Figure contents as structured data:

◇ ◇ ◇ ◇ ◇

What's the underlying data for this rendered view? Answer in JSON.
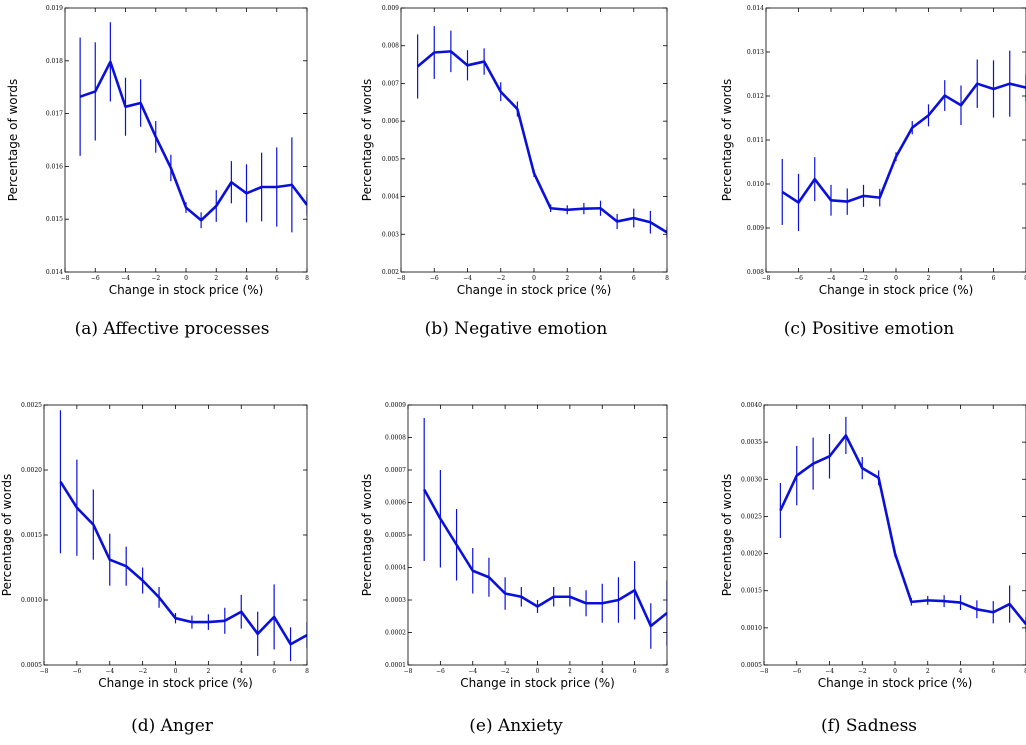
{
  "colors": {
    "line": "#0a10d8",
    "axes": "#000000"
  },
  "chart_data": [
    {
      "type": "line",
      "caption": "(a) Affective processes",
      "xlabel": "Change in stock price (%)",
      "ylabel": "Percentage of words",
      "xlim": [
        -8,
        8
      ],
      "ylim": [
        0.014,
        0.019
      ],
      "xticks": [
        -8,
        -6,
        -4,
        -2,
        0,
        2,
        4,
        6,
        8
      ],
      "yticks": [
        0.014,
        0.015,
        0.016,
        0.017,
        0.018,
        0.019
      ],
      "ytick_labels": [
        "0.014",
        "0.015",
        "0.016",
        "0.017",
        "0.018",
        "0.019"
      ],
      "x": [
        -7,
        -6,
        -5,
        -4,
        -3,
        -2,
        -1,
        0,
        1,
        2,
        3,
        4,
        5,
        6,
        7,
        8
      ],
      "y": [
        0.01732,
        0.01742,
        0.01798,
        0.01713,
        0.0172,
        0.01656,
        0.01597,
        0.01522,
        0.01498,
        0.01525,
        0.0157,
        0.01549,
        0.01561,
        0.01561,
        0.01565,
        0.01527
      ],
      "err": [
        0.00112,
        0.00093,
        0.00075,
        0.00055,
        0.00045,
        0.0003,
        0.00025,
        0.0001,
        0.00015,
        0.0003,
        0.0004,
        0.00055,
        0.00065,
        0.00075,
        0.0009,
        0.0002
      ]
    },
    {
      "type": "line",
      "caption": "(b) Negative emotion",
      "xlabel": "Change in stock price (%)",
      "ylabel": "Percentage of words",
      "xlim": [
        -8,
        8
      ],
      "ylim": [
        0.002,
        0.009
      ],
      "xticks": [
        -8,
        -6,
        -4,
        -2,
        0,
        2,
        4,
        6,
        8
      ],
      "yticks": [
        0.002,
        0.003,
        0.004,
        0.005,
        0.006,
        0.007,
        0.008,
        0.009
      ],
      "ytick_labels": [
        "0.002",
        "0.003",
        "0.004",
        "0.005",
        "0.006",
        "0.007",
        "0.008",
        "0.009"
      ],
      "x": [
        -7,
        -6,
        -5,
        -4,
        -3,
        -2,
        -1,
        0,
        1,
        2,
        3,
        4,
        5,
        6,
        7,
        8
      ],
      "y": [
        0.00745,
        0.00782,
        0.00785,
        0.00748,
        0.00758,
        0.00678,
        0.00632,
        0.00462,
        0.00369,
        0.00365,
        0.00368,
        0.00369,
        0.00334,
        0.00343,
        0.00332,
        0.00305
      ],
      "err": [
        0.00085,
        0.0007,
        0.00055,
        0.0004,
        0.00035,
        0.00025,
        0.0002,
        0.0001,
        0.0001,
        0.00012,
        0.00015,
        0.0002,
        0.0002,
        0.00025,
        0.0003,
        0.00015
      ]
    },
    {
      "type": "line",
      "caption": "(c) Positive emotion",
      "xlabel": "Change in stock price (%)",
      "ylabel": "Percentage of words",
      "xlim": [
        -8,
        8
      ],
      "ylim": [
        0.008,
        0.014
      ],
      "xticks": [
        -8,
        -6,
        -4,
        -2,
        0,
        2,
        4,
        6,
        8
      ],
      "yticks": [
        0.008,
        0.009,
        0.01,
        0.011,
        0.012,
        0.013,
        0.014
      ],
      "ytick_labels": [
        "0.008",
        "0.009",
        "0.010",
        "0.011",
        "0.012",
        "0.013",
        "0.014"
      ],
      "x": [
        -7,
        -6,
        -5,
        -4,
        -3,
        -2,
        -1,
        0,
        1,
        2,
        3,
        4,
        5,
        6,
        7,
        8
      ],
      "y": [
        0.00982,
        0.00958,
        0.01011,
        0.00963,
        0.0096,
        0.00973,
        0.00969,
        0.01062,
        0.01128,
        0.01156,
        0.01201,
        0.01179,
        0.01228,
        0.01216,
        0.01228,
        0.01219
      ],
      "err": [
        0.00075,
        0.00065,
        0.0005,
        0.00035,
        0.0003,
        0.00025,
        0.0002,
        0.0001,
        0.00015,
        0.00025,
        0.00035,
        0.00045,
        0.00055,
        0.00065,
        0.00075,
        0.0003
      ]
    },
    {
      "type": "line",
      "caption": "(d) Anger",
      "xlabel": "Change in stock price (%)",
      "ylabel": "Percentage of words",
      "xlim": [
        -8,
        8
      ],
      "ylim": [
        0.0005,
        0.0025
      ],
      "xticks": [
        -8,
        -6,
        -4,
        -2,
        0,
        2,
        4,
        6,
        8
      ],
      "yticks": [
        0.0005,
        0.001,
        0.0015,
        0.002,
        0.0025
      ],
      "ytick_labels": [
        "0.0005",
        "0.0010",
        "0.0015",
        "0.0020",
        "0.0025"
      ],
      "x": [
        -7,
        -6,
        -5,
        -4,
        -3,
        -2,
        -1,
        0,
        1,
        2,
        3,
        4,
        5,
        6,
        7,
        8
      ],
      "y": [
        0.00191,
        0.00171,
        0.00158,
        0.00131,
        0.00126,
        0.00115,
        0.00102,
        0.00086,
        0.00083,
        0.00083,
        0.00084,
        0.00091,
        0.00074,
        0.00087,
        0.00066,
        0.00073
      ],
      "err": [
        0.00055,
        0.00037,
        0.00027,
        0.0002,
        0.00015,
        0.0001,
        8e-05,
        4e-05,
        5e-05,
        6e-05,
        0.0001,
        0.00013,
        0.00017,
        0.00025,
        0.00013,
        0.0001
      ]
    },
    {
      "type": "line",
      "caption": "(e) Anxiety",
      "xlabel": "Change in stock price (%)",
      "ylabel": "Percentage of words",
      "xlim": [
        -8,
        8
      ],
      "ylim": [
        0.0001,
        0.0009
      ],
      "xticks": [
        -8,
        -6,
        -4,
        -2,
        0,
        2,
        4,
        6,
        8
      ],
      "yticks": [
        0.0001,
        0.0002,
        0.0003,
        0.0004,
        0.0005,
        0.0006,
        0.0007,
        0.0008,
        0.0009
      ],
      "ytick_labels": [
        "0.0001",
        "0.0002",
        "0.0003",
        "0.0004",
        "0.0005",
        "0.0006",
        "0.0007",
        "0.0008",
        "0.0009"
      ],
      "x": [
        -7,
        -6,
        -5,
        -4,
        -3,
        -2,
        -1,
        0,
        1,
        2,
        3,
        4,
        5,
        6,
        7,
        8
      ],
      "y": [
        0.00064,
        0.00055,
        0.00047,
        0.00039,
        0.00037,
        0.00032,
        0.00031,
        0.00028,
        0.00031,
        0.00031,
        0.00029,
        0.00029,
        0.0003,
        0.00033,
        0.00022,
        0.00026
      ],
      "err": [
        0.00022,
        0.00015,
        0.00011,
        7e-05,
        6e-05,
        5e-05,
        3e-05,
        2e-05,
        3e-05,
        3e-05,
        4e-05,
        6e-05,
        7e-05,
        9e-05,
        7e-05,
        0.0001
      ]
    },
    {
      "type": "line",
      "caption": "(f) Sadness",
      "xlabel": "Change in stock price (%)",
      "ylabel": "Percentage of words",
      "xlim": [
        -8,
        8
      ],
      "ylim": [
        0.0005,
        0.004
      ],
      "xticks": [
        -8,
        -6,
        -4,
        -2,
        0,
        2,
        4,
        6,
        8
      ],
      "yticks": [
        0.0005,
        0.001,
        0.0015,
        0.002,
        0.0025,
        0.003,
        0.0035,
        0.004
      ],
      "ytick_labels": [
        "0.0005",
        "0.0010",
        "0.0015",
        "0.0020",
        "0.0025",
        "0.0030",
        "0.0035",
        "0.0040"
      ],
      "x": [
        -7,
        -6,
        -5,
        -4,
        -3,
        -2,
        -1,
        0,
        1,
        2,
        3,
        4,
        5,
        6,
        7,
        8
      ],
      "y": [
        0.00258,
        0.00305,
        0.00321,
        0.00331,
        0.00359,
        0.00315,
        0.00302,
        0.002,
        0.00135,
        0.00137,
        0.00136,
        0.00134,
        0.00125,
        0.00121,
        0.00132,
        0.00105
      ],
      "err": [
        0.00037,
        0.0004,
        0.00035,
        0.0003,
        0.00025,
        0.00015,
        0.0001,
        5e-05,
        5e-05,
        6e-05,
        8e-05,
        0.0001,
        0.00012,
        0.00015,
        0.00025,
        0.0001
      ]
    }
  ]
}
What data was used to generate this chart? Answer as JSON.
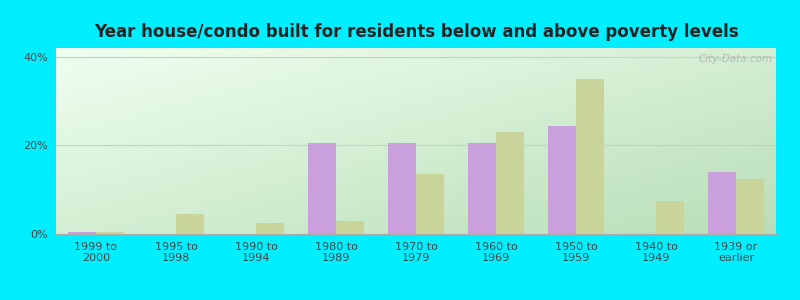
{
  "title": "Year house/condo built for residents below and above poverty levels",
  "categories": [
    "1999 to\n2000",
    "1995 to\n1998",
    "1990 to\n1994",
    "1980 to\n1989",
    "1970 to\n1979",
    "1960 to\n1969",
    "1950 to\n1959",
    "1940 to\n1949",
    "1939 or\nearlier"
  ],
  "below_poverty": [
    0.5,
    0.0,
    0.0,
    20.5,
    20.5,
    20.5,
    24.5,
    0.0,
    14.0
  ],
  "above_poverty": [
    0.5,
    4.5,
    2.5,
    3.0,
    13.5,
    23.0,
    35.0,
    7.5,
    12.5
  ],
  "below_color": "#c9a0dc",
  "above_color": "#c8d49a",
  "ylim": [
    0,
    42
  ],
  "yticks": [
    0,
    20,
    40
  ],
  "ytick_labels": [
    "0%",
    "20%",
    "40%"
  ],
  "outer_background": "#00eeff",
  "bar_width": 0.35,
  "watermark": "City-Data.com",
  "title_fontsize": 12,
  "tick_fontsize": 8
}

◇ ◇ ◇ ◇ ◇

— SET PROBLEM —
Quote precisely the lines of the data from the line containing "What data was" through its final line, both included, excluding pictures.

— FULL OUTPUT —
What data was used to generate this chart? Answer as JSON.
{
  "title": "Year house/condo built for residents below and above poverty levels",
  "categories": [
    "1999 to\n2000",
    "1995 to\n1998",
    "1990 to\n1994",
    "1980 to\n1989",
    "1970 to\n1979",
    "1960 to\n1969",
    "1950 to\n1959",
    "1940 to\n1949",
    "1939 or\nearlier"
  ],
  "below_poverty": [
    0.5,
    0.0,
    0.0,
    20.5,
    20.5,
    20.5,
    24.5,
    0.0,
    14.0
  ],
  "above_poverty": [
    0.5,
    4.5,
    2.5,
    3.0,
    13.5,
    23.0,
    35.0,
    7.5,
    12.5
  ],
  "below_color": "#c9a0dc",
  "above_color": "#c8d49a",
  "ylim": [
    0,
    42
  ],
  "yticks": [
    0,
    20,
    40
  ],
  "ytick_labels": [
    "0%",
    "20%",
    "40%"
  ],
  "outer_background": "#00eeff",
  "bar_width": 0.35,
  "watermark": "City-Data.com",
  "title_fontsize": 12,
  "tick_fontsize": 8
}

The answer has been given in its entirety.